What is required.
Starting at the beginning of the records and ending at the line containing "912, 474, 938]", express each of those lines as an item in a numbered list, omitting any blank lines.

Given data.
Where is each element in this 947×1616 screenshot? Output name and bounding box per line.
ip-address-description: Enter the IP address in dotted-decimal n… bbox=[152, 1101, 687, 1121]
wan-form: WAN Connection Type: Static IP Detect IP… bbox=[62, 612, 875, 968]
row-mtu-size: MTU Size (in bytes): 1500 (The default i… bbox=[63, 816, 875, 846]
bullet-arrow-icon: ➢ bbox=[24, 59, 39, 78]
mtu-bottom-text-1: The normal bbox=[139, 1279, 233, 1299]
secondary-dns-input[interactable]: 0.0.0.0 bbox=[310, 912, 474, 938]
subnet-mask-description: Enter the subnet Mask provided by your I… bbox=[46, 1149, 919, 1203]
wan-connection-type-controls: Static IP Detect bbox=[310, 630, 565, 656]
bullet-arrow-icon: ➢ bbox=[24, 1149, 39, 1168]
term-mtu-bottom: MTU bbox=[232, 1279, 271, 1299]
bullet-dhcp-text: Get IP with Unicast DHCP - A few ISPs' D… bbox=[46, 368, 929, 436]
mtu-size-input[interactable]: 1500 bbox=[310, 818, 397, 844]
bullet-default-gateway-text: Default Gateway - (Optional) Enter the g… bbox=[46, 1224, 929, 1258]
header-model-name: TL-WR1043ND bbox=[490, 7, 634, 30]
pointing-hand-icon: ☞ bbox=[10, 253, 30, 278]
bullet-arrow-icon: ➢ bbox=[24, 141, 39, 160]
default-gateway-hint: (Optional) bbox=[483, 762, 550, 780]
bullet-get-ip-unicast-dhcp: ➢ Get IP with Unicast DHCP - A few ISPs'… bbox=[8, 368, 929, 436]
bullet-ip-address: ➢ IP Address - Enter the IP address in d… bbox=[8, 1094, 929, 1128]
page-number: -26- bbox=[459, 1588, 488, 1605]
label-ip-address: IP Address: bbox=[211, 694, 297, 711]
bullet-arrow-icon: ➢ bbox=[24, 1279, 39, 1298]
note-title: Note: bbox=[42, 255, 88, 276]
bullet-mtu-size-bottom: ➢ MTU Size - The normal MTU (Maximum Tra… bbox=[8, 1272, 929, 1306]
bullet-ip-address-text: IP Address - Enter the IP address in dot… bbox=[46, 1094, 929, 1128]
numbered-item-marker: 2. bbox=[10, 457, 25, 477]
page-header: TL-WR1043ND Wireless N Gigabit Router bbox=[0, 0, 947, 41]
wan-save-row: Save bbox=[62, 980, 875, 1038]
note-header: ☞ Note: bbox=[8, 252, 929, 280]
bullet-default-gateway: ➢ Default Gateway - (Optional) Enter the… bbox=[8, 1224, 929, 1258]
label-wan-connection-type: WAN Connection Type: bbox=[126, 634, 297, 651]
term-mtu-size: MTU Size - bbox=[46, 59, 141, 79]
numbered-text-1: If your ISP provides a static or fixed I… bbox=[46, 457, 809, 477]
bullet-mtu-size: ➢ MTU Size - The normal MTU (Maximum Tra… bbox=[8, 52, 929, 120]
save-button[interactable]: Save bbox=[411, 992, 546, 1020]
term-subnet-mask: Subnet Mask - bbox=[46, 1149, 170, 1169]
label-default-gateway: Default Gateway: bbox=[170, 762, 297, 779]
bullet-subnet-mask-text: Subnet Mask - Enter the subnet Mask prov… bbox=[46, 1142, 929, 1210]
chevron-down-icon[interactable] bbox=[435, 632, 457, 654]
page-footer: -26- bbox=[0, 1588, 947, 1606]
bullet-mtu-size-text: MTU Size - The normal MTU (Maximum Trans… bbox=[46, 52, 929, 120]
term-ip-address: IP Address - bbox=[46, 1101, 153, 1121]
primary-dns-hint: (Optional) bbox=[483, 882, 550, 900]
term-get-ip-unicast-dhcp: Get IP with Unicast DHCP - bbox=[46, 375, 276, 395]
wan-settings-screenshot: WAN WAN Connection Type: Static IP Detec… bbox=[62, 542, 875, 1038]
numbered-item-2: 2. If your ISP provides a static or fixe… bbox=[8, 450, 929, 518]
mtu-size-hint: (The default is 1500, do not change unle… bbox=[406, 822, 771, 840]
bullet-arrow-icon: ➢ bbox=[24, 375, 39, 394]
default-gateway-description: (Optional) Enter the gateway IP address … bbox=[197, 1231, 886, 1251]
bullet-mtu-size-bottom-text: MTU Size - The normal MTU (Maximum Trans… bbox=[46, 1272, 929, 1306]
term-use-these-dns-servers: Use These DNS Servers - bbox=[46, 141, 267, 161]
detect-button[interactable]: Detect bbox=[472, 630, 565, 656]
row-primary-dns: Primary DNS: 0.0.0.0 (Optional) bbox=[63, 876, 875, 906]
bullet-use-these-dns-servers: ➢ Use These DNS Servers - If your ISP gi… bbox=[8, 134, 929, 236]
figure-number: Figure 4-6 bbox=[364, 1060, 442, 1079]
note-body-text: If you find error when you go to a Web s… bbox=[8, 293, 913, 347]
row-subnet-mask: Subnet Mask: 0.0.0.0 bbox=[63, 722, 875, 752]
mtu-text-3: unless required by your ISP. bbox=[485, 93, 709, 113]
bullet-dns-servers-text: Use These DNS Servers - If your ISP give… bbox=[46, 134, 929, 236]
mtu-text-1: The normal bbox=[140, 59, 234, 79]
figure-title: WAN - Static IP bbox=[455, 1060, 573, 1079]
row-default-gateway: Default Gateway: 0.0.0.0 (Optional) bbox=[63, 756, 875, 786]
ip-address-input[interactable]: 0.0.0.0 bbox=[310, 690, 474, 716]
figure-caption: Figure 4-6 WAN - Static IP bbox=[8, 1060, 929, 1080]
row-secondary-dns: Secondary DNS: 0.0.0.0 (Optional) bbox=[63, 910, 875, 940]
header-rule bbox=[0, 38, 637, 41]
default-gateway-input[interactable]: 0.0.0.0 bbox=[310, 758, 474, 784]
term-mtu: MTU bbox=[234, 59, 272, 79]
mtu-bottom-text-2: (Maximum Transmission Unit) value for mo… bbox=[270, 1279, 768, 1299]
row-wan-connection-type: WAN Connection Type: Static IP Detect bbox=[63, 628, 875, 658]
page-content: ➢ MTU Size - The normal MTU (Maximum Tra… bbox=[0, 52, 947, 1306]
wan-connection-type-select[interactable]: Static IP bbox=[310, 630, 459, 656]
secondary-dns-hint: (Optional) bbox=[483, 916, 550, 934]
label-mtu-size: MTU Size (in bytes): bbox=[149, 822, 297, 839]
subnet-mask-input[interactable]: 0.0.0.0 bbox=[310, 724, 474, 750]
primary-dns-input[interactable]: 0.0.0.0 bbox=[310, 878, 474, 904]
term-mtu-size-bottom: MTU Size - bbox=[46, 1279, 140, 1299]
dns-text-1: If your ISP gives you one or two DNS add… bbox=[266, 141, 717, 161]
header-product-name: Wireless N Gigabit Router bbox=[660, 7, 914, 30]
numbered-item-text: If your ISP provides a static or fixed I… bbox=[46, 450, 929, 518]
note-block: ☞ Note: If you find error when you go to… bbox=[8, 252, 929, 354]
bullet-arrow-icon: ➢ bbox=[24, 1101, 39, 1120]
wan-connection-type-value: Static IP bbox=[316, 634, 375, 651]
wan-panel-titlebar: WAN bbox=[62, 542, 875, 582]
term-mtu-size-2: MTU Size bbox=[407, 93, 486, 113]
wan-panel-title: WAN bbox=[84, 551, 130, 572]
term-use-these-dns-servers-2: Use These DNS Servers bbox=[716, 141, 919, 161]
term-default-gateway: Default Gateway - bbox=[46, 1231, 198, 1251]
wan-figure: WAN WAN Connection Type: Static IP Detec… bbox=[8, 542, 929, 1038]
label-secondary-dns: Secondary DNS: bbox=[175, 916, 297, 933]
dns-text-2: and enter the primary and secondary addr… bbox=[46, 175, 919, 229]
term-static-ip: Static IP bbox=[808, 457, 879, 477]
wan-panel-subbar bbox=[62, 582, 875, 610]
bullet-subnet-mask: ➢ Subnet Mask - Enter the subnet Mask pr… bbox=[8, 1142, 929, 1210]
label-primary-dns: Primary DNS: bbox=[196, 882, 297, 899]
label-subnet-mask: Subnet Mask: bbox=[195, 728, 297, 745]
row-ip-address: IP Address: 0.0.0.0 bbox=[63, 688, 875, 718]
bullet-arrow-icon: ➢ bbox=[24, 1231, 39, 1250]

The solution.
1. Where is each element in this 947×1616 screenshot? Output name and bounding box per line.
2. ip-address-description: Enter the IP address in dotted-decimal n… bbox=[152, 1101, 687, 1121]
3. wan-form: WAN Connection Type: Static IP Detect IP… bbox=[62, 612, 875, 968]
4. row-mtu-size: MTU Size (in bytes): 1500 (The default i… bbox=[63, 816, 875, 846]
5. bullet-arrow-icon: ➢ bbox=[24, 59, 39, 78]
6. mtu-bottom-text-1: The normal bbox=[139, 1279, 233, 1299]
7. secondary-dns-input[interactable]: 0.0.0.0 bbox=[310, 912, 474, 938]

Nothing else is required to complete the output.